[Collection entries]
= = =

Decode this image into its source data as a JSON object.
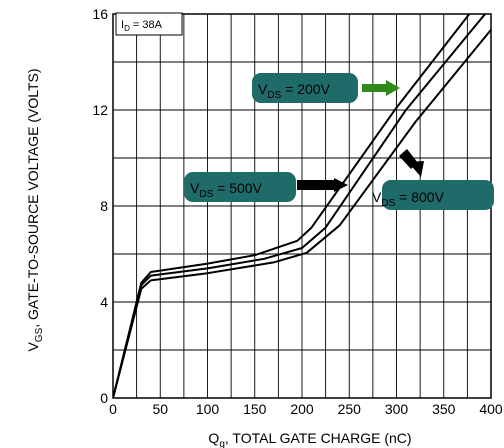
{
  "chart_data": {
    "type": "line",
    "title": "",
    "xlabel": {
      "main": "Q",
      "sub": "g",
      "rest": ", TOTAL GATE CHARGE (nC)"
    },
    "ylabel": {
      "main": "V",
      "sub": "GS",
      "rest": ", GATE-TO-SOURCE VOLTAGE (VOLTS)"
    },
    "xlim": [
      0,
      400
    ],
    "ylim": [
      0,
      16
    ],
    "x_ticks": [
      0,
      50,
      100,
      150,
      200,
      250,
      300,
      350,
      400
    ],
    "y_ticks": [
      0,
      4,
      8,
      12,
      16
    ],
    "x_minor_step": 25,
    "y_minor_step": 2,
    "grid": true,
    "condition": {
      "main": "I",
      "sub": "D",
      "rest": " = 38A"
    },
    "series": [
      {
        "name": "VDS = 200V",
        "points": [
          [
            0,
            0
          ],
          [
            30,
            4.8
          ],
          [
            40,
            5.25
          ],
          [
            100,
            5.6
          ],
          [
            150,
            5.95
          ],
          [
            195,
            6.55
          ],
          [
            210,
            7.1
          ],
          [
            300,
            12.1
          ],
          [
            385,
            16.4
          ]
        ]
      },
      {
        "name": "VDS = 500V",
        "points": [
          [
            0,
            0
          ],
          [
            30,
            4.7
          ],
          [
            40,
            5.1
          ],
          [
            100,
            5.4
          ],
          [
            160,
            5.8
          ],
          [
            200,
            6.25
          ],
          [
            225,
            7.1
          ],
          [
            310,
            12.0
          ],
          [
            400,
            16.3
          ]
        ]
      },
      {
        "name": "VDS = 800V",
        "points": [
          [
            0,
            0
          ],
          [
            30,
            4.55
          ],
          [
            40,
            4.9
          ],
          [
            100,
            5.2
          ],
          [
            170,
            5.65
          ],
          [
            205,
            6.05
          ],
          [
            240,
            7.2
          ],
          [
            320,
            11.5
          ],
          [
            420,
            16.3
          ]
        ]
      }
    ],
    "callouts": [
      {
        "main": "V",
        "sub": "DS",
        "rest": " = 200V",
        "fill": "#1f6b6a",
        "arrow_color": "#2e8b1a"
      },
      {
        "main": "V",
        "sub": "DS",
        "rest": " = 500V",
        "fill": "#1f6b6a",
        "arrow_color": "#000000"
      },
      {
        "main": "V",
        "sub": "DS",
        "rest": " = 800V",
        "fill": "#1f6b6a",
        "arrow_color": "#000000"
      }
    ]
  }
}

= = =

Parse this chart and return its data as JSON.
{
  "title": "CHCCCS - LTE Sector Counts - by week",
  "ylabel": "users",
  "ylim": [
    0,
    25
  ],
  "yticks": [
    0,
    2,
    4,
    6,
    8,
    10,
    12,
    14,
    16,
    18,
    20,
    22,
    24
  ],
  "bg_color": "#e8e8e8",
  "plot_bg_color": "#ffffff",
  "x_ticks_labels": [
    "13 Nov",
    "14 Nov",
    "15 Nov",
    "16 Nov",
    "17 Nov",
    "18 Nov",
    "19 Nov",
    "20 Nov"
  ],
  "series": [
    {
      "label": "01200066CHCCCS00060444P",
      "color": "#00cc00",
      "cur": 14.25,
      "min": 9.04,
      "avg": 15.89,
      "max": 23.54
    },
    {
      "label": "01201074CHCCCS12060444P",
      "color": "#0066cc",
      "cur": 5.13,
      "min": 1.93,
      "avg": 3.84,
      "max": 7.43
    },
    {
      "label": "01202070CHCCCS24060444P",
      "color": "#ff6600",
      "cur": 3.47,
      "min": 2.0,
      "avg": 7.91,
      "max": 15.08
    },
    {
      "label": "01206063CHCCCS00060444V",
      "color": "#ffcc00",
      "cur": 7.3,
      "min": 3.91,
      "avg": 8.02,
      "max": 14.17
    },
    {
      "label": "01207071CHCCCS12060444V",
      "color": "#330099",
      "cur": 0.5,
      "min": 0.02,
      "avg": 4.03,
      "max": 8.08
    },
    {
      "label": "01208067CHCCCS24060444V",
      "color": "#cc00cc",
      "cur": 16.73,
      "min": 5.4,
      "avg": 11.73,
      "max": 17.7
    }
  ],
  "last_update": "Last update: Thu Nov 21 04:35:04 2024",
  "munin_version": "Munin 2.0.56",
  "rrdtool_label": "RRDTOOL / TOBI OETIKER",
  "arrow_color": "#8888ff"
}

= = =

*Problem*
Go over the records above and tally each line that includes "this". Give the total by itself.

*Answer for the task*
2